Written problem —
Reading the listing below, count the lines that contain the word "ylabel" and give that count alone.

Figure dataset records —
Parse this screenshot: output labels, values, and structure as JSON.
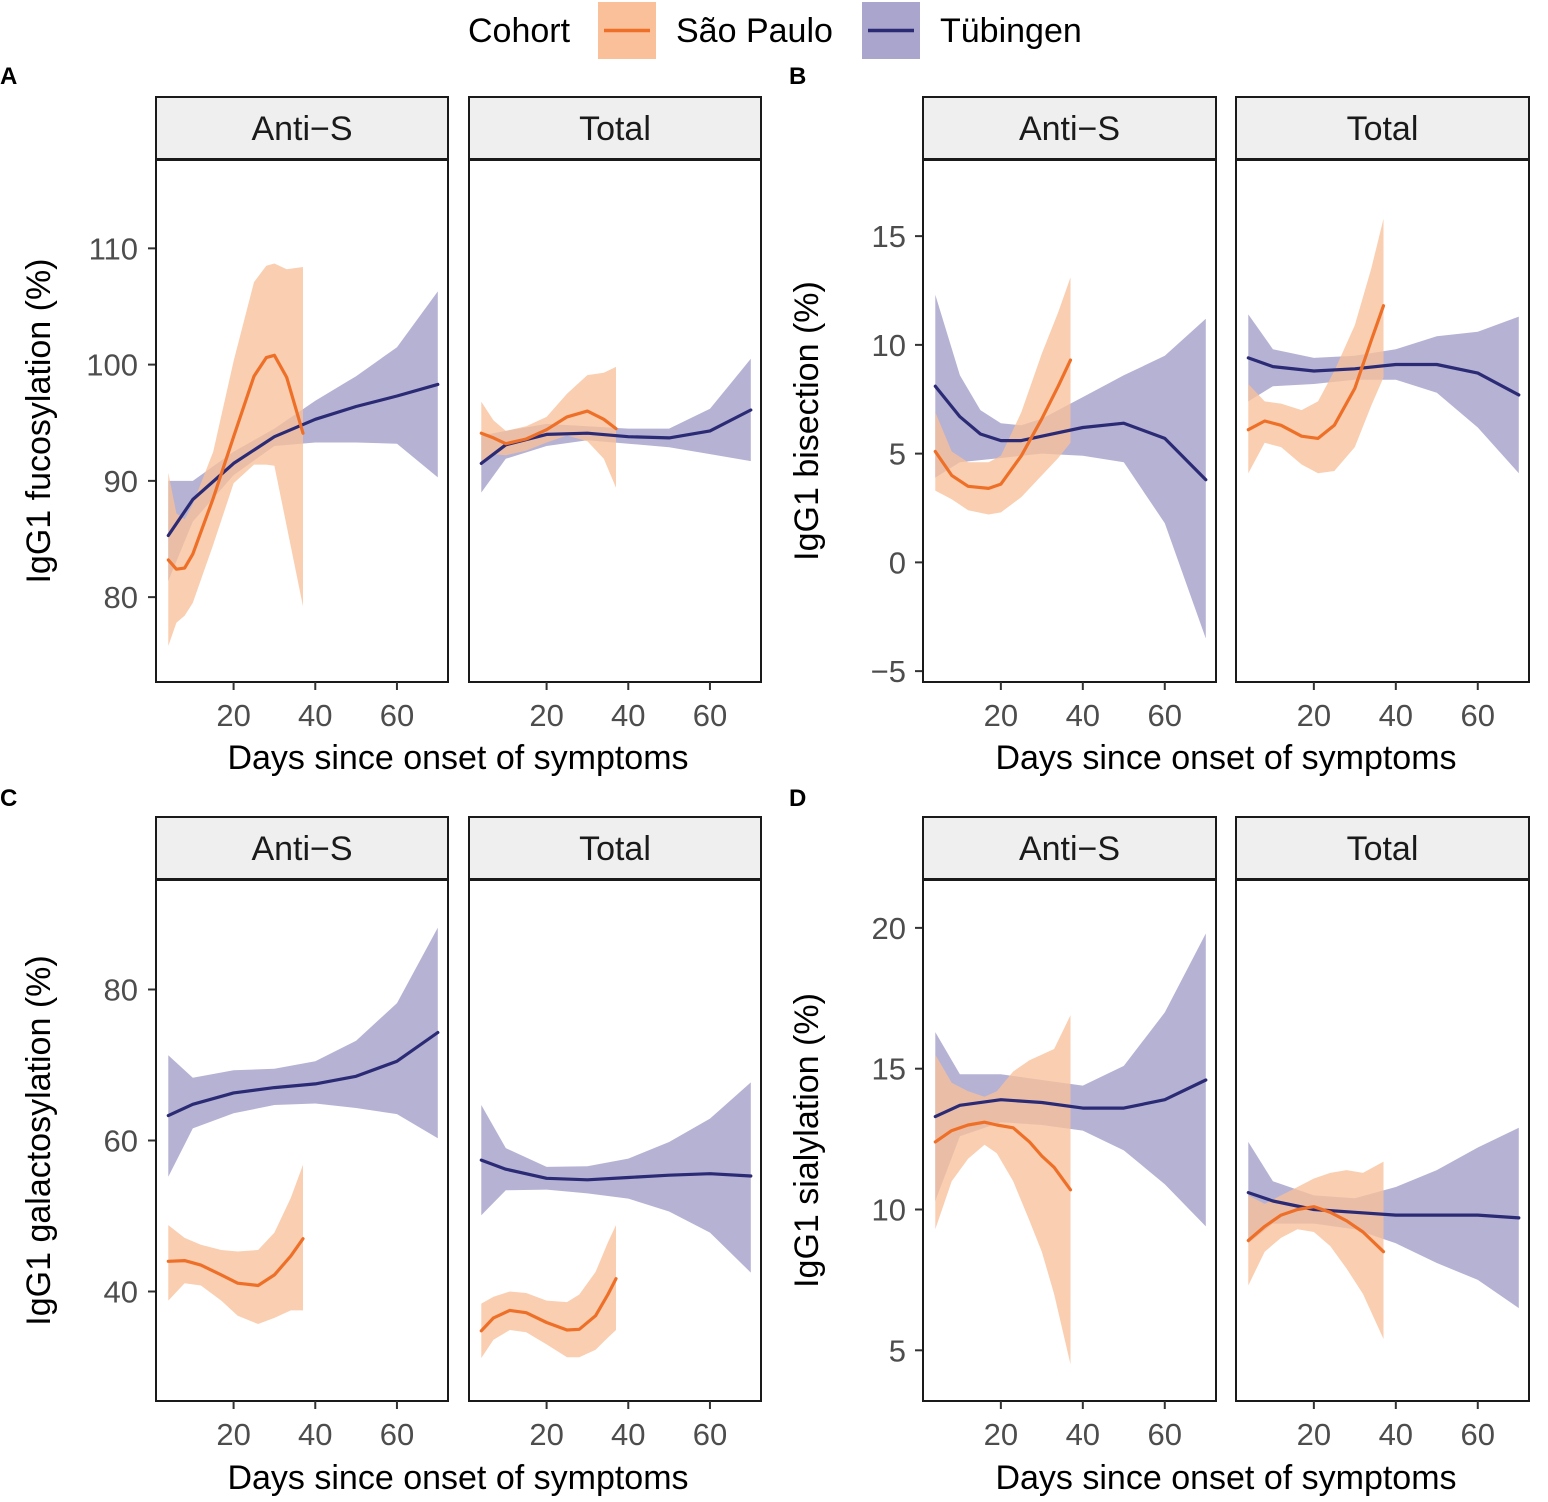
{
  "legend": {
    "title": "Cohort",
    "entries": [
      {
        "label": "São Paulo",
        "line_color": "#ee7028",
        "fill_color": "#f9c09a"
      },
      {
        "label": "Tübingen",
        "line_color": "#2b2a75",
        "fill_color": "#a9a5cd"
      }
    ]
  },
  "colors": {
    "sao_paulo_line": "#ee7028",
    "sao_paulo_band": "#f9c09a",
    "tubingen_line": "#2b2a75",
    "tubingen_band": "#a9a5cd",
    "strip_bg": "#efefef"
  },
  "chart_data": [
    {
      "tag": "A",
      "type": "line",
      "ylabel": "IgG1 fucosylation (%)",
      "xlabel": "Days since onset of symptoms",
      "xlim": [
        1,
        72.5
      ],
      "ylim": [
        72.7,
        117.6
      ],
      "xticks": [
        20,
        40,
        60
      ],
      "yticks": [
        80,
        90,
        100,
        110
      ],
      "facets": [
        {
          "strip": "Anti−S",
          "series": [
            {
              "name": "Tübingen",
              "x": [
                4,
                10,
                20,
                30,
                40,
                50,
                60,
                70
              ],
              "y": [
                85.3,
                88.4,
                91.5,
                93.8,
                95.3,
                96.4,
                97.3,
                98.3
              ],
              "lower": [
                81.4,
                86.5,
                90.5,
                93.0,
                93.3,
                93.3,
                93.2,
                90.3
              ],
              "upper": [
                90.0,
                90.0,
                92.5,
                94.5,
                96.9,
                99.0,
                101.5,
                106.3
              ]
            },
            {
              "name": "São Paulo",
              "x": [
                4,
                6,
                8,
                10,
                15,
                20,
                25,
                28,
                30,
                33,
                37
              ],
              "y": [
                83.2,
                82.4,
                82.5,
                83.7,
                88.5,
                93.8,
                99.0,
                100.6,
                100.8,
                98.9,
                94.1
              ],
              "lower": [
                75.8,
                77.8,
                78.4,
                79.5,
                84.5,
                89.8,
                91.4,
                91.4,
                91.3,
                86.1,
                79.2
              ],
              "upper": [
                90.7,
                87.2,
                86.7,
                88.0,
                92.5,
                100.3,
                107.1,
                108.5,
                108.7,
                108.2,
                108.4
              ]
            }
          ]
        },
        {
          "strip": "Total",
          "series": [
            {
              "name": "Tübingen",
              "x": [
                4,
                10,
                20,
                30,
                40,
                50,
                60,
                70
              ],
              "y": [
                91.5,
                93.1,
                94.0,
                94.1,
                93.8,
                93.7,
                94.3,
                96.1
              ],
              "lower": [
                89.0,
                91.9,
                93.0,
                93.5,
                93.2,
                92.9,
                92.3,
                91.7
              ],
              "upper": [
                93.9,
                94.3,
                94.9,
                94.7,
                94.5,
                94.5,
                96.2,
                100.5
              ]
            },
            {
              "name": "São Paulo",
              "x": [
                4,
                7,
                10,
                15,
                20,
                25,
                30,
                34,
                37
              ],
              "y": [
                94.1,
                93.7,
                93.2,
                93.6,
                94.4,
                95.5,
                96.0,
                95.3,
                94.5
              ],
              "lower": [
                91.6,
                92.3,
                92.2,
                92.6,
                93.3,
                93.9,
                93.4,
                91.9,
                89.4
              ],
              "upper": [
                96.8,
                95.2,
                94.3,
                94.7,
                95.5,
                97.5,
                99.1,
                99.3,
                99.8
              ]
            }
          ]
        }
      ]
    },
    {
      "tag": "B",
      "type": "line",
      "ylabel": "IgG1 bisection (%)",
      "xlabel": "Days since onset of symptoms",
      "xlim": [
        1,
        72.5
      ],
      "ylim": [
        -5.5,
        18.5
      ],
      "xticks": [
        20,
        40,
        60
      ],
      "yticks": [
        -5,
        0,
        5,
        10,
        15
      ],
      "facets": [
        {
          "strip": "Anti−S",
          "series": [
            {
              "name": "Tübingen",
              "x": [
                4,
                10,
                15,
                20,
                25,
                30,
                40,
                50,
                60,
                70
              ],
              "y": [
                8.1,
                6.7,
                5.9,
                5.6,
                5.6,
                5.8,
                6.2,
                6.4,
                5.7,
                3.8
              ],
              "lower": [
                3.9,
                4.6,
                4.7,
                4.8,
                4.9,
                5.0,
                4.9,
                4.6,
                1.8,
                -3.5
              ],
              "upper": [
                12.3,
                8.6,
                7.0,
                6.4,
                6.3,
                6.6,
                7.6,
                8.6,
                9.5,
                11.2
              ]
            },
            {
              "name": "São Paulo",
              "x": [
                4,
                8,
                12,
                17,
                20,
                25,
                30,
                34,
                37
              ],
              "y": [
                5.1,
                4.0,
                3.5,
                3.4,
                3.6,
                4.9,
                6.6,
                8.1,
                9.3
              ],
              "lower": [
                3.3,
                2.9,
                2.4,
                2.2,
                2.3,
                3.0,
                4.0,
                4.8,
                5.5
              ],
              "upper": [
                6.9,
                5.1,
                4.6,
                4.6,
                4.9,
                6.9,
                9.6,
                11.5,
                13.1
              ]
            }
          ]
        },
        {
          "strip": "Total",
          "series": [
            {
              "name": "Tübingen",
              "x": [
                4,
                10,
                20,
                30,
                40,
                50,
                60,
                70
              ],
              "y": [
                9.4,
                9.0,
                8.8,
                8.9,
                9.1,
                9.1,
                8.7,
                7.7
              ],
              "lower": [
                7.4,
                8.1,
                8.2,
                8.4,
                8.4,
                7.8,
                6.2,
                4.1
              ],
              "upper": [
                11.4,
                9.8,
                9.4,
                9.5,
                9.8,
                10.4,
                10.6,
                11.3
              ]
            },
            {
              "name": "São Paulo",
              "x": [
                4,
                8,
                12,
                17,
                21,
                25,
                30,
                34,
                37
              ],
              "y": [
                6.1,
                6.5,
                6.3,
                5.8,
                5.7,
                6.3,
                8.0,
                10.2,
                11.8
              ],
              "lower": [
                4.1,
                5.5,
                5.3,
                4.5,
                4.1,
                4.2,
                5.3,
                7.2,
                8.5
              ],
              "upper": [
                8.2,
                7.4,
                7.3,
                7.0,
                7.4,
                8.8,
                10.9,
                13.5,
                15.8
              ]
            }
          ]
        }
      ]
    },
    {
      "tag": "C",
      "type": "line",
      "ylabel": "IgG1 galactosylation (%)",
      "xlabel": "Days since onset of symptoms",
      "xlim": [
        1,
        72.5
      ],
      "ylim": [
        25.5,
        94.5
      ],
      "xticks": [
        20,
        40,
        60
      ],
      "yticks": [
        40,
        60,
        80
      ],
      "facets": [
        {
          "strip": "Anti−S",
          "series": [
            {
              "name": "Tübingen",
              "x": [
                4,
                10,
                20,
                30,
                40,
                50,
                60,
                70
              ],
              "y": [
                63.3,
                64.8,
                66.3,
                67.0,
                67.5,
                68.5,
                70.5,
                74.3
              ],
              "lower": [
                55.2,
                61.6,
                63.6,
                64.7,
                64.9,
                64.3,
                63.5,
                60.3
              ],
              "upper": [
                71.3,
                68.3,
                69.3,
                69.5,
                70.5,
                73.2,
                78.2,
                88.2
              ]
            },
            {
              "name": "São Paulo",
              "x": [
                4,
                8,
                12,
                17,
                21,
                26,
                30,
                34,
                37
              ],
              "y": [
                44.0,
                44.1,
                43.5,
                42.2,
                41.1,
                40.8,
                42.2,
                44.7,
                47.0
              ],
              "lower": [
                38.8,
                41.1,
                40.8,
                38.8,
                36.8,
                35.7,
                36.5,
                37.5,
                37.5
              ],
              "upper": [
                48.8,
                47.1,
                46.2,
                45.5,
                45.3,
                45.5,
                47.8,
                52.4,
                56.8
              ]
            }
          ]
        },
        {
          "strip": "Total",
          "series": [
            {
              "name": "Tübingen",
              "x": [
                4,
                10,
                20,
                30,
                40,
                50,
                60,
                70
              ],
              "y": [
                57.4,
                56.2,
                55.0,
                54.8,
                55.1,
                55.4,
                55.6,
                55.3
              ],
              "lower": [
                50.1,
                53.4,
                53.5,
                53.0,
                52.3,
                50.6,
                47.8,
                42.5
              ],
              "upper": [
                64.7,
                59.0,
                56.5,
                56.6,
                57.6,
                59.8,
                62.9,
                67.7
              ]
            },
            {
              "name": "São Paulo",
              "x": [
                4,
                7,
                11,
                15,
                20,
                25,
                28,
                32,
                35,
                37
              ],
              "y": [
                34.8,
                36.5,
                37.5,
                37.2,
                35.9,
                34.9,
                35.0,
                36.8,
                39.6,
                41.7
              ],
              "lower": [
                31.2,
                33.6,
                34.9,
                34.6,
                33.0,
                31.3,
                31.3,
                32.3,
                33.9,
                34.9
              ],
              "upper": [
                38.4,
                39.3,
                40.0,
                39.8,
                38.8,
                38.6,
                39.6,
                42.6,
                46.5,
                48.8
              ]
            }
          ]
        }
      ]
    },
    {
      "tag": "D",
      "type": "line",
      "ylabel": "IgG1 sialylation (%)",
      "xlabel": "Days since onset of symptoms",
      "xlim": [
        1,
        72.5
      ],
      "ylim": [
        3.2,
        21.7
      ],
      "xticks": [
        20,
        40,
        60
      ],
      "yticks": [
        5,
        10,
        15,
        20
      ],
      "facets": [
        {
          "strip": "Anti−S",
          "series": [
            {
              "name": "Tübingen",
              "x": [
                4,
                10,
                20,
                30,
                40,
                50,
                60,
                70
              ],
              "y": [
                13.3,
                13.7,
                13.9,
                13.8,
                13.6,
                13.6,
                13.9,
                14.6
              ],
              "lower": [
                10.3,
                12.6,
                13.1,
                13.0,
                12.8,
                12.1,
                10.9,
                9.4
              ],
              "upper": [
                16.3,
                14.8,
                14.8,
                14.6,
                14.4,
                15.1,
                17.0,
                19.8
              ]
            },
            {
              "name": "São Paulo",
              "x": [
                4,
                8,
                12,
                16,
                19,
                23,
                27,
                30,
                33,
                37
              ],
              "y": [
                12.4,
                12.8,
                13.0,
                13.1,
                13.0,
                12.9,
                12.4,
                11.9,
                11.5,
                10.7
              ],
              "lower": [
                9.3,
                11.0,
                11.8,
                12.3,
                12.0,
                11.0,
                9.6,
                8.5,
                7.0,
                4.5
              ],
              "upper": [
                15.5,
                14.5,
                14.2,
                14.0,
                14.2,
                14.9,
                15.3,
                15.5,
                15.7,
                16.9
              ]
            }
          ]
        },
        {
          "strip": "Total",
          "series": [
            {
              "name": "Tübingen",
              "x": [
                4,
                10,
                20,
                30,
                40,
                50,
                60,
                70
              ],
              "y": [
                10.6,
                10.3,
                10.0,
                9.9,
                9.8,
                9.8,
                9.8,
                9.7
              ],
              "lower": [
                8.8,
                9.5,
                9.5,
                9.3,
                8.8,
                8.1,
                7.5,
                6.5
              ],
              "upper": [
                12.4,
                11.0,
                10.5,
                10.4,
                10.8,
                11.4,
                12.2,
                12.9
              ]
            },
            {
              "name": "São Paulo",
              "x": [
                4,
                8,
                12,
                16,
                20,
                24,
                28,
                32,
                37
              ],
              "y": [
                8.9,
                9.4,
                9.8,
                10.0,
                10.1,
                9.9,
                9.6,
                9.2,
                8.5
              ],
              "lower": [
                7.3,
                8.5,
                9.0,
                9.3,
                9.2,
                8.7,
                7.9,
                7.0,
                5.4
              ],
              "upper": [
                10.5,
                10.2,
                10.5,
                10.8,
                11.1,
                11.3,
                11.4,
                11.3,
                11.7
              ]
            }
          ]
        }
      ]
    }
  ]
}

Complete output —
4